**Provided passage:**
──────

Parse flags: --max-cycles=N (default unlimited), --dry-run, --beads-only, --skip-baseline, --quality, --athena.

Track cycle-level execution state:

evolve_state = {
  cycle: <current cycle number>,
  mode: <standard|quality|beads-only>,
  test_first: <true by default; false only when --no-test-first>,
  repo_profile_path: <docs/contracts/repo-execution-profile.md or null>,
  startup_reads: <ordered repo bootstrap paths>,
  validation_commands: <ordered repo validation bundle>,
  tracker_commands: <repo tracker shell wrappers>,
  definition_of_done: <repo stop predicates>,
  generator_empty_streak: <consecutive passes where all generator layers returned nothing>,
  last_selected_source: <harvested|beads|goal|directive|testing|validation|bug-hunt|drift|feature>,
  claimed_work: <null or queue reference being worked>,
  queue_refresh_count: <incremented after every /rpi cycle>
}

Persist evolve_state to .agents/evolve/session-state.json at each cycle boundary, after queue claims, after queue release/finalize, and during teardown. cycle-history.jsonl remains the canonical cycle ledger; session-state.json carries resume-only state that has not yet earned a committed cycle entry.

──────

**Dataset content:**
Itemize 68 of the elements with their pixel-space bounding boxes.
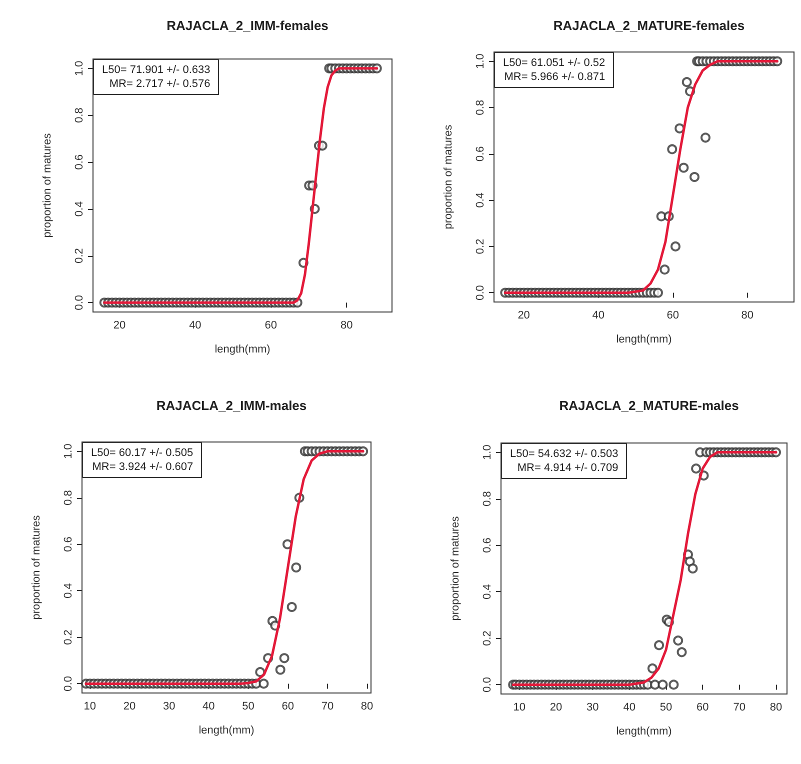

──────

**Exercises:**
(a) From the evolve cycle text, list every flag named on the line that begins "Parse flags:".
(b) Please write the next part of the evolve cycle text, picking up after its final sentence.
Nothing in the data is needed.

**The replies:**
(a)
--max-cycles=N
--dry-run
--beads-only
--skip-baseline
--quality
--athena

(b)
Step 0.2: Athena Warmup (--athena only)

Skip if --athena was not passed or if --dry-run.

Run the mechanical half of the Athena cycle to surface fresh signal before the first evolve cycle:

mkdir -p .agents/mine .agents/defrag
echo "Athena warmup: mining signal..."
ao mine --since 26h --quiet 2>/dev/null || echo "(ao mine unavailable — skipping)"

echo "Athena warmup: defrag sweep..."
ao defrag --prune --dedup --quiet 2>/dev/null || echo "(ao defrag unavailable — skipping)"

Then read .agents/mine/latest.json and .agents/defrag/latest.json and note (in 1-2 sentences each):

Any orphaned research files that look relevant to current goals
Any code hotspots (high-CC functions with recent edits) that may be the root cause of failing goals
Any duplicate learnings merged by defrag — context on what's been cleaned up

These notes inform work selection throughout the evolve session. Store them in a session variable (in-memory), not a file.

Step 0.5: Baseline (first run only)

Skip if --skip-baseline or --beads-only or baseline already exists.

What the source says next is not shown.